** start of Entries provided **
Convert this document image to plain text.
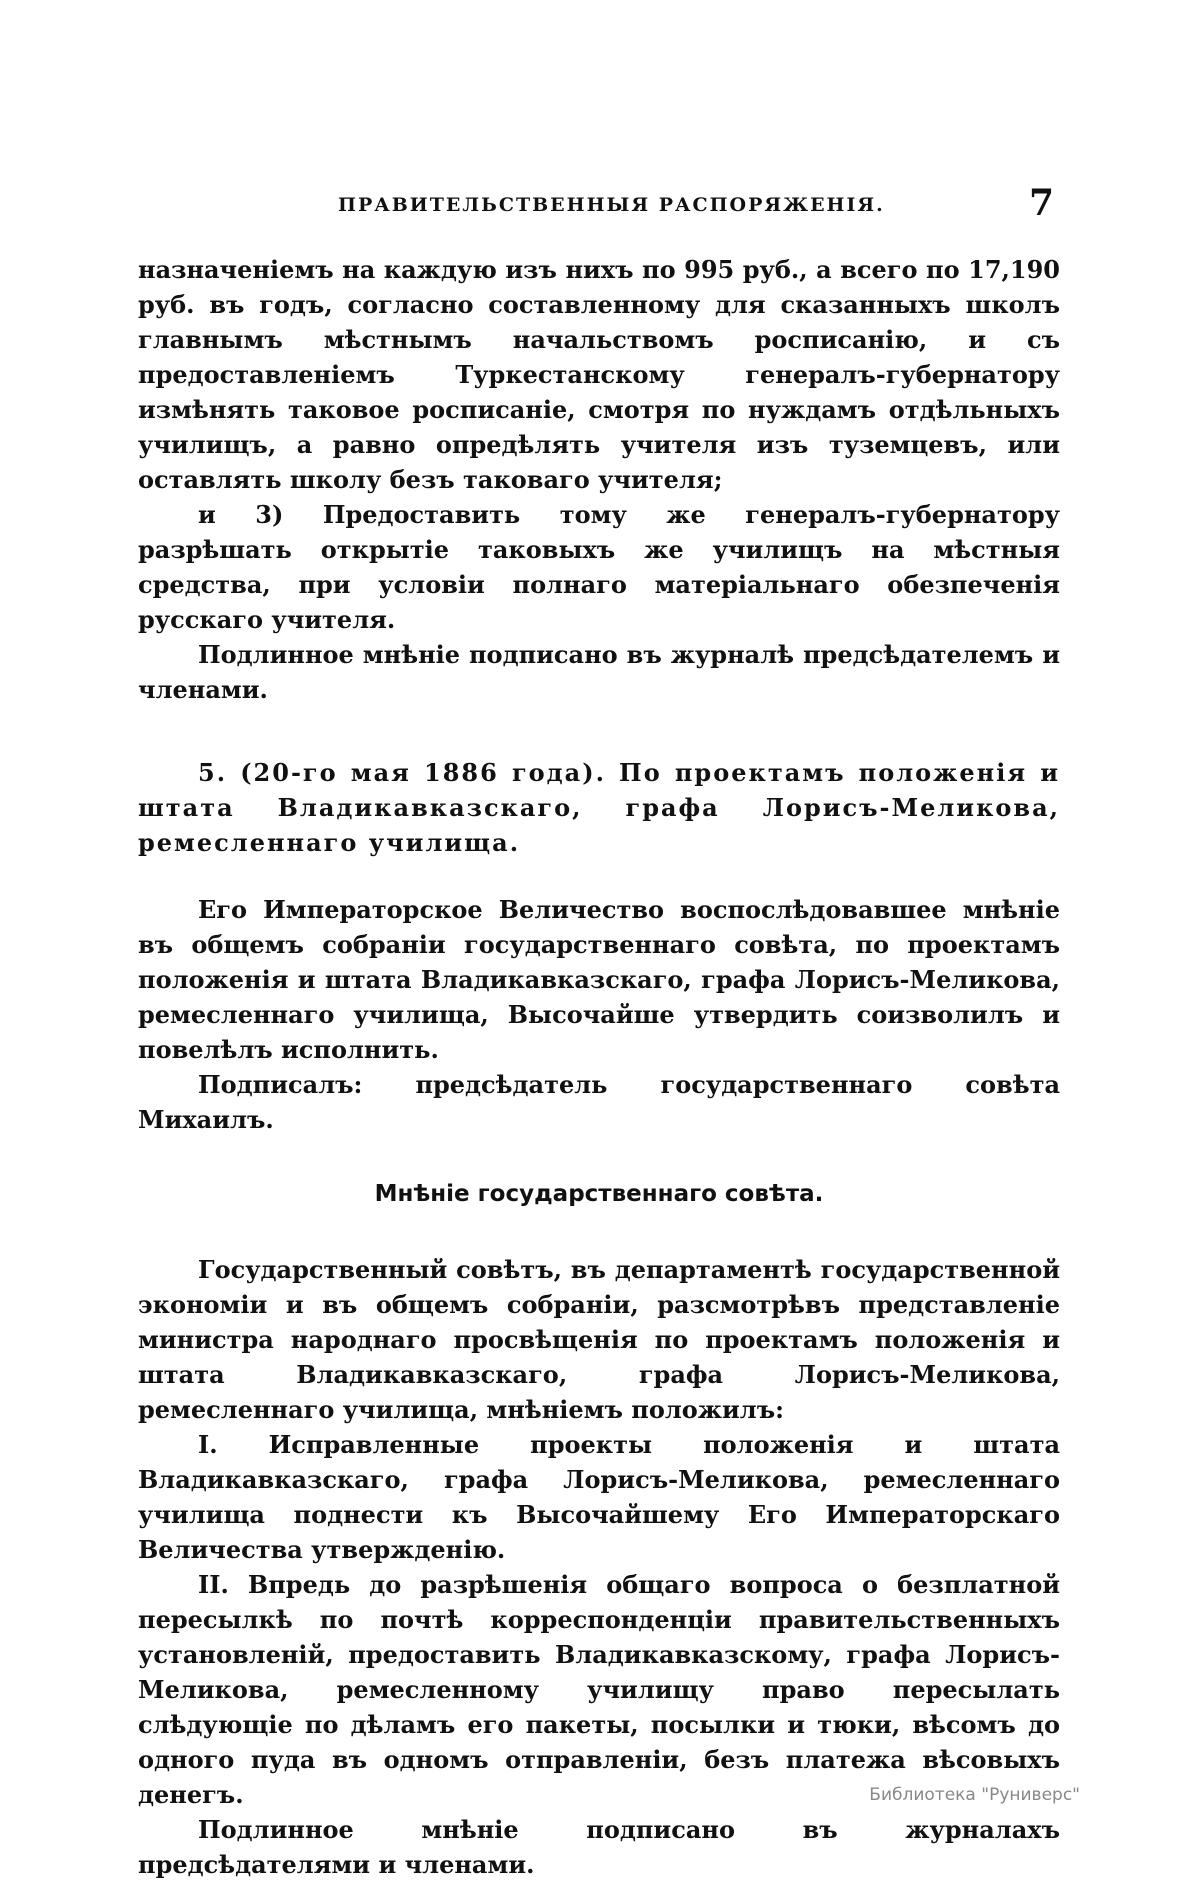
ПРАВИТЕЛЬСТВЕННЫЯ РАСПОРЯЖЕНІЯ.	7

назначеніемъ на каждую изъ нихъ по 995 руб., а всего по 17,190 руб. въ годъ, согласно составленному для сказанныхъ школъ главнымъ мѣстнымъ начальствомъ росписанію, и съ предоставленіемъ Туркестанскому генералъ-губернатору измѣнять таковое росписаніе, смотря по нуждамъ отдѣльныхъ училищъ, а равно опредѣлять учителя изъ туземцевъ, или оставлять школу безъ таковаго учителя;

и 3) Предоставить тому же генералъ-губернатору разрѣшать открытіе таковыхъ же училищъ на мѣстныя средства, при условіи полнаго матеріальнаго обезпеченія русскаго учителя.

Подлинное мнѣніе подписано въ журналѣ предсѣдателемъ и членами.

5. (20-го мая 1886 года). По проектамъ положенія и штата Владикавказскаго, графа Лорисъ-Меликова, ремесленнаго училища.

Его Императорское Величество воспослѣдовавшее мнѣніе въ общемъ собраніи государственнаго совѣта, по проектамъ положенія и штата Владикавказскаго, графа Лорисъ-Меликова, ремесленнаго училища, Высочайше утвердить соизволилъ и повелѣлъ исполнить.

Подписалъ: предсѣдатель государственнаго совѣта Михаилъ.

Мнѣніе государственнаго совѣта.

Государственный совѣтъ, въ департаментѣ государственной экономіи и въ общемъ собраніи, разсмотрѣвъ представленіе министра народнаго просвѣщенія по проектамъ положенія и штата Владикавказскаго, графа Лорисъ-Меликова, ремесленнаго училища, мнѣніемъ положилъ:

I. Исправленные проекты положенія и штата Владикавказскаго, графа Лорисъ-Меликова, ремесленнаго училища поднести къ Высочайшему Его Императорскаго Величества утвержденію.

II. Впредь до разрѣшенія общаго вопроса о безплатной пересылкѣ по почтѣ корреспонденціи правительственныхъ установленій, предоставить Владикавказскому, графа Лорисъ-Меликова, ремесленному училищу право пересылать слѣдующіе по дѣламъ его пакеты, посылки и тюки, вѣсомъ до одного пуда въ одномъ отправленіи, безъ платежа вѣсовыхъ денегъ.

Подлинное мнѣніе подписано въ журналахъ предсѣдателями и членами.

Библиотека "Руниверс"
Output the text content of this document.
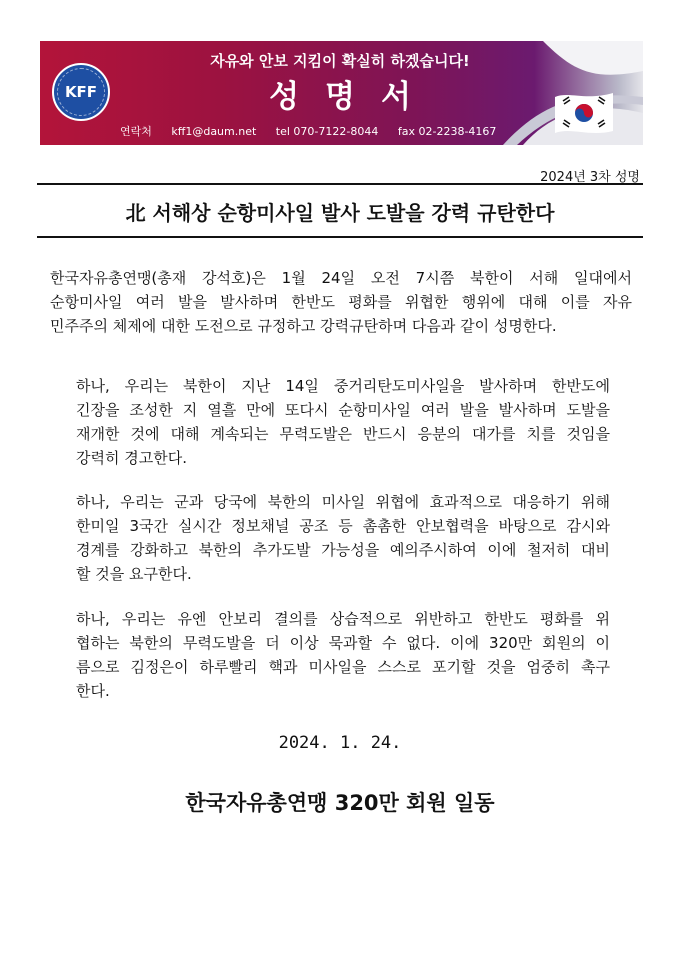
KFF
자유와 안보 지킴이 확실히 하겠습니다!
성명서
연락처 kff1@daum.net tel 070-7122-8044 fax 02-2238-4167
2024년 3차 성명
北 서해상 순항미사일 발사 도발을 강력 규탄한다
한국자유총연맹(총재 강석호)은 1월 24일 오전 7시쯤 북한이 서해 일대에서
순항미사일 여러 발을 발사하며 한반도 평화를 위협한 행위에 대해 이를 자유
민주주의 체제에 대한 도전으로 규정하고 강력규탄하며 다음과 같이 성명한다.
하나, 우리는 북한이 지난 14일 중거리탄도미사일을 발사하며 한반도에
긴장을 조성한 지 열흘 만에 또다시 순항미사일 여러 발을 발사하며 도발을
재개한 것에 대해 계속되는 무력도발은 반드시 응분의 대가를 치를 것임을
강력히 경고한다.
하나, 우리는 군과 당국에 북한의 미사일 위협에 효과적으로 대응하기 위해
한미일 3국간 실시간 정보채널 공조 등 촘촘한 안보협력을 바탕으로 감시와
경계를 강화하고 북한의 추가도발 가능성을 예의주시하여 이에 철저히 대비
할 것을 요구한다.
하나, 우리는 유엔 안보리 결의를 상습적으로 위반하고 한반도 평화를 위
협하는 북한의 무력도발을 더 이상 묵과할 수 없다. 이에 320만 회원의 이
름으로 김정은이 하루빨리 핵과 미사일을 스스로 포기할 것을 엄중히 촉구
한다.
2024. 1. 24.
한국자유총연맹 320만 회원 일동
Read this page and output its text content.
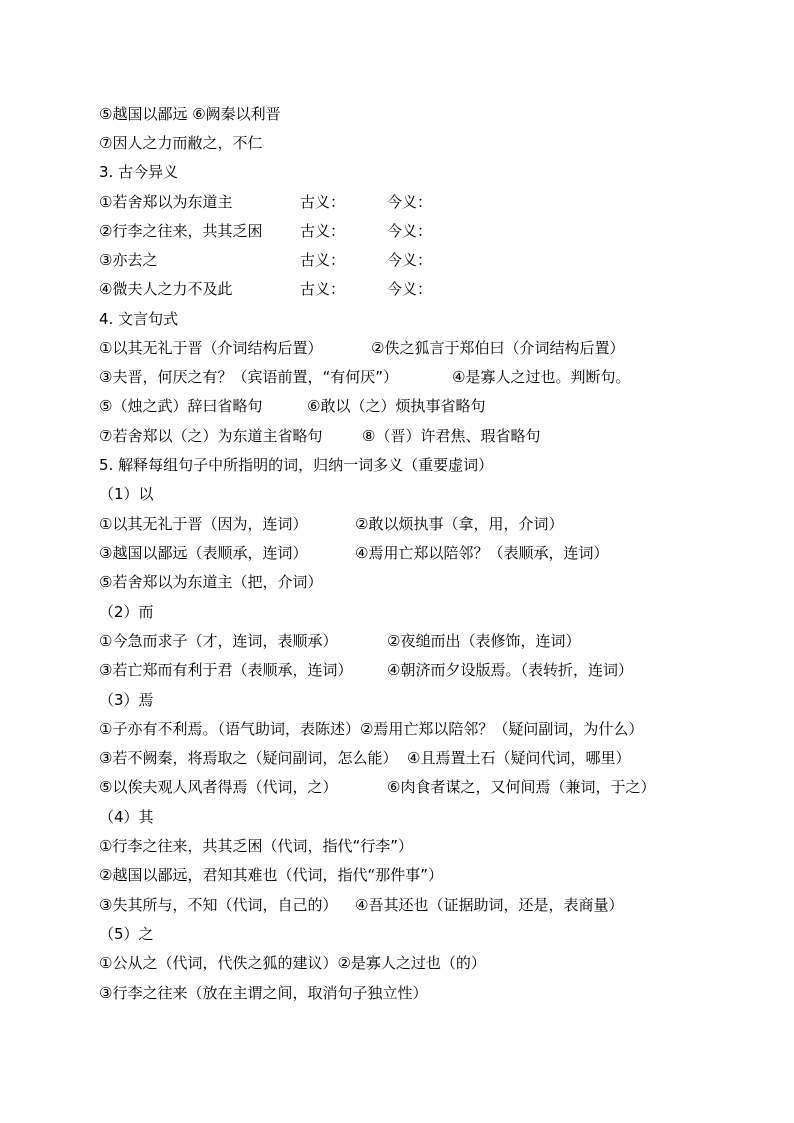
⑤越国以鄙远 ⑥阙秦以利晋
⑦因人之力而敝之，不仁
3. 古今异义
①若舍郑以为东道主	古义：	今义：
②行李之往来，共其乏困	古义：	今义：
③亦去之	古义：	今义：
④微夫人之力不及此	古义：	今义：
4. 文言句式
①以其无礼于晋（介词结构后置）	②佚之狐言于郑伯曰（介词结构后置）
③夫晋，何厌之有？（宾语前置，“有何厌”）	④是寡人之过也。判断句。
⑤（烛之武）辞曰省略句	⑥敢以（之）烦执事省略句
⑦若舍郑以（之）为东道主省略句	⑧（晋）许君焦、瑕省略句
5. 解释每组句子中所指明的词，归纳一词多义（重要虚词）
（1）以
①以其无礼于晋（因为，连词）	②敢以烦执事（拿，用，介词）
③越国以鄙远（表顺承，连词）	④焉用亡郑以陪邻？（表顺承，连词）
⑤若舍郑以为东道主（把，介词）
（2）而
①今急而求子（才，连词，表顺承）	②夜缒而出（表修饰，连词）
③若亡郑而有利于君（表顺承，连词） ④朝济而夕设版焉。（表转折，连词）
（3）焉
①子亦有不利焉。（语气助词，表陈述）②焉用亡郑以陪邻？（疑问副词，为什么）
③若不阙秦，将焉取之（疑问副词，怎么能） ④且焉置土石（疑问代词，哪里）
⑤以俟夫观人风者得焉（代词，之）	⑥肉食者谋之，又何间焉（兼词，于之）
（4）其
①行李之往来，共其乏困（代词，指代“行李”）
②越国以鄙远，君知其难也（代词，指代“那件事”）
③失其所与，不知（代词，自己的） ④吾其还也（证据助词，还是，表商量）
（5）之
①公从之（代词，代佚之狐的建议）②是寡人之过也（的）
③行李之往来（放在主谓之间，取消句子独立性）
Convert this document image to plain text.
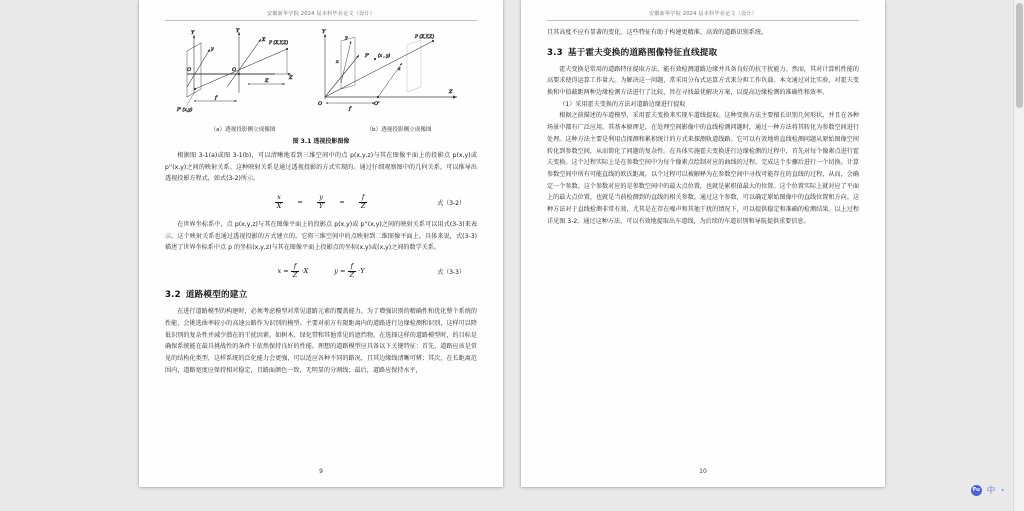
安徽新华学院 2024 届本科毕业论文（设计）
Y
y
Y
X
P (X,Y,Z)
O	O
Z	Z
f
P' (x,y)
Y
y
x
Z
P (X,Y,Z)
P' (x , y)
x
O	O'
f
（a）透视投影侧立成像图	（b）透视投影侧立成像图
图 3.1 透视投影图像

根据图 3-1(a)或图 3-1(b)，可以清晰地看到三维空间中的点 p(x,y,z)与其在图像平面上的投影点 p(x,y)或 p''(x,y)之间的映射关系。这种映射关系是通过透视投影的方式实现的。通过仔细观察图中的几何关系，可以推导出透视投影方程式，如式(3-2)所示。

$\frac{x}{X} = \frac{y}{Y} = \frac{f}{Z}$	式（3-2）

在世界坐标系中，点 p(x,y,z)与其在图像平面上的投影点 p(x,y)或 p''(x,y)之间的映射关系可以用式(3-3)来表示。这个映射关系也通过透视投影的方式建立的。它将三维空间中的点映射到二维图像平面上。具体来说，式(3-3)描述了世界坐标系中点 p 的坐标(x,y,z)与其在图像平面上投影点的坐标(x,y)或(x,y)之间的数学关系。

$x = \frac{f}{Z} \cdot X$	$y = \frac{f}{Z} \cdot Y$	式（3-3）
3.2 道路模型的建立

在进行道路模型的构建时，必须考虑模型对常见道路元素的覆盖能力。为了增强识别的精确性和优化整个系统的性能，会挑选曲率较小的高速公路作为识别的模型。主要对前方有限距离内的道路进行边缘检测和识别，这样可以降低识别的复杂性并减少潜在的干扰因素。如树木、绿化带和其他常见的遮挡物。在选择这样的道路模型时，的目标是确保系统能在最具挑战性的条件下依然保持良好的性能。理想的道路模型应具备以下关键特征：首先，道路应该是常见的结构化类型，这样系统的泛化能力会更强，可以适应各种不同的路况，且其边缘线清晰可辨；其次，在长距离范围内，道路宽度应保持相对稳定，且路面颜色一致，无明显的分割线；最后，道路应保持水平，

9
安徽新华学院 2024 届本科毕业论文（设计）

且其高度不应有显著的变化。这些特征有助于构建更精准、高效的道路识别系统。

3.3 基于霍夫变换的道路图像特征直线提取

霍夫变换是常用的道路特征提取方法，能有效检测道路边缘并具备良好的抗干扰能力。然而，其对计算机性能的高要求使得运算工作量大。为解决这一问题，常采用分布式运算方式来分担工作负载。本文通过对比实验，对霍夫变换和中值截距两种边缘检测方法进行了比较，旨在寻找最优解决方案，以提高边缘检测的准确性和效率。

（1）采用霍夫变换的方法对道路边缘进行提取

根据之前描述的车道模型，采用霍夫变换来实现车道线提取。这种变换方法主要擅长识别几何形状，并且在各种场景中都有广泛应用。其基本原理是，在处理空间影像中的直线检测问题时，通过一种方法将其转化为参数空间进行处理。这种方法主要是利用点探测和累积统计的方式来探测轨道线路。它可以有效地将直线检测问题从原始图像空间转化到参数空间，从而简化了问题的复杂性。在具体实施霍夫变换进行边缘检测的过程中，首先对每个像素点进行霍夫变换。这个过程实际上是在参数空间中为每个像素点绘制对应的曲线的过程。完成这个步骤后进行一个切换。计算参数空间中所有可能直线的欧氏距离，以个过程可以被解释为在参数空间中寻找可能存在的直线的过程，从而，会确定一个参数。这个参数对应的是参数空间中的最大点位置，也就是累积值最大的位置。这个位置实际上就对应了平面上的最大点位置，也就是当前检测到的直线的相关参数。通过这个参数，可以确定原始图像中的直线位置和方向。这种方法对于直线检测非常有效，尤其是在存在噪声和其他干扰的情况下，可以提供稳定和准确的检测结果。以上过程详见图 3-2。通过这种方法，可以有效地提取出车道线，为后续的车道识别和导航提供重要信息。

10
Fu 中 •
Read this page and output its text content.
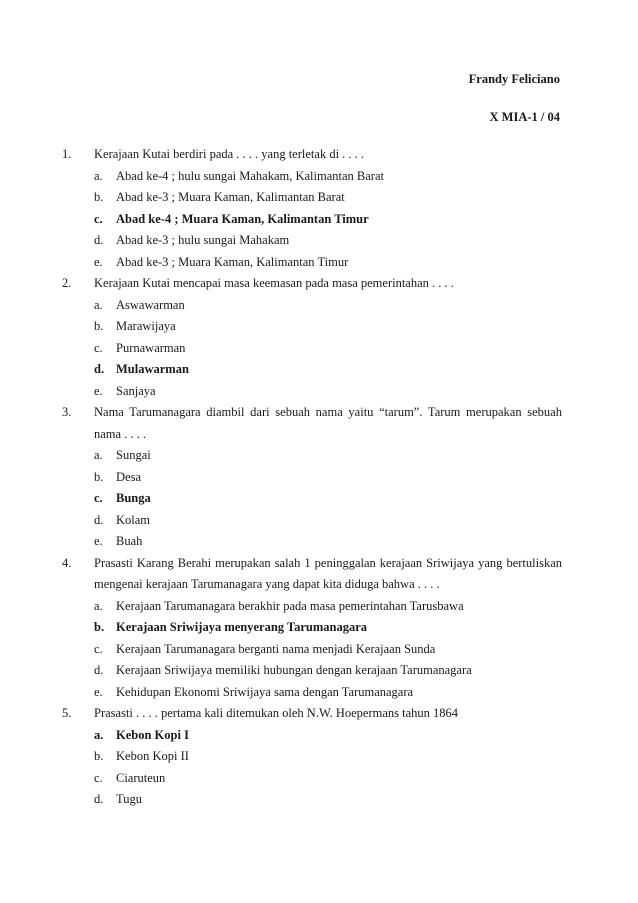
Frandy Feliciano
X MIA-1 / 04
1.	Kerajaan Kutai berdiri pada . . . . yang terletak di . . . .
a.	Abad ke-4 ; hulu sungai Mahakam, Kalimantan Barat
b.	Abad ke-3 ; Muara Kaman, Kalimantan Barat
c.	Abad ke-4 ; Muara Kaman, Kalimantan Timur
d.	Abad ke-3 ; hulu sungai Mahakam
e.	Abad ke-3 ; Muara Kaman, Kalimantan Timur
2.	Kerajaan Kutai mencapai masa keemasan pada masa pemerintahan . . . .
a.	Aswawarman
b.	Marawijaya
c.	Purnawarman
d. Mulawarman
e.	Sanjaya
3.	Nama Tarumanagara diambil dari sebuah nama yaitu “tarum”. Tarum merupakan sebuah nama . . . .
a.	Sungai
b.	Desa
c.	Bunga
d.	Kolam
e.	Buah
4.	Prasasti Karang Berahi merupakan salah 1 peninggalan kerajaan Sriwijaya yang bertuliskan mengenai kerajaan Tarumanagara yang dapat kita diduga bahwa . . . .
a.	Kerajaan Tarumanagara berakhir pada masa pemerintahan Tarusbawa
b. Kerajaan Sriwijaya menyerang Tarumanagara
c.	Kerajaan Tarumanagara berganti nama menjadi Kerajaan Sunda
d.	Kerajaan Sriwijaya memiliki hubungan dengan kerajaan Tarumanagara
e.	Kehidupan Ekonomi Sriwijaya sama dengan Tarumanagara
5.	Prasasti . . . . pertama kali ditemukan oleh N.W. Hoepermans tahun 1864
a.	Kebon Kopi I
b.	Kebon Kopi II
c.	Ciaruteun
d.	Tugu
** end of Entries provided **
For this exercise, gather every line of the data that contains the word "собраніи".

=== The output ===
Его Императорское Величество воспослѣдовавшее мнѣніе въ общемъ собраніи государственнаго совѣта, по проектамъ положенія и штата Владикавказскаго, графа Лорисъ-Меликова, ремесленнаго училища, Высочайше утвердить соизволилъ и повелѣлъ исполнить.
Государственный совѣтъ, въ департаментѣ государственной экономіи и въ общемъ собраніи, разсмотрѣвъ представленіе министра народнаго просвѣщенія по проектамъ положенія и штата Владикавказскаго, графа Лорисъ-Меликова, ремесленнаго училища, мнѣніемъ положилъ:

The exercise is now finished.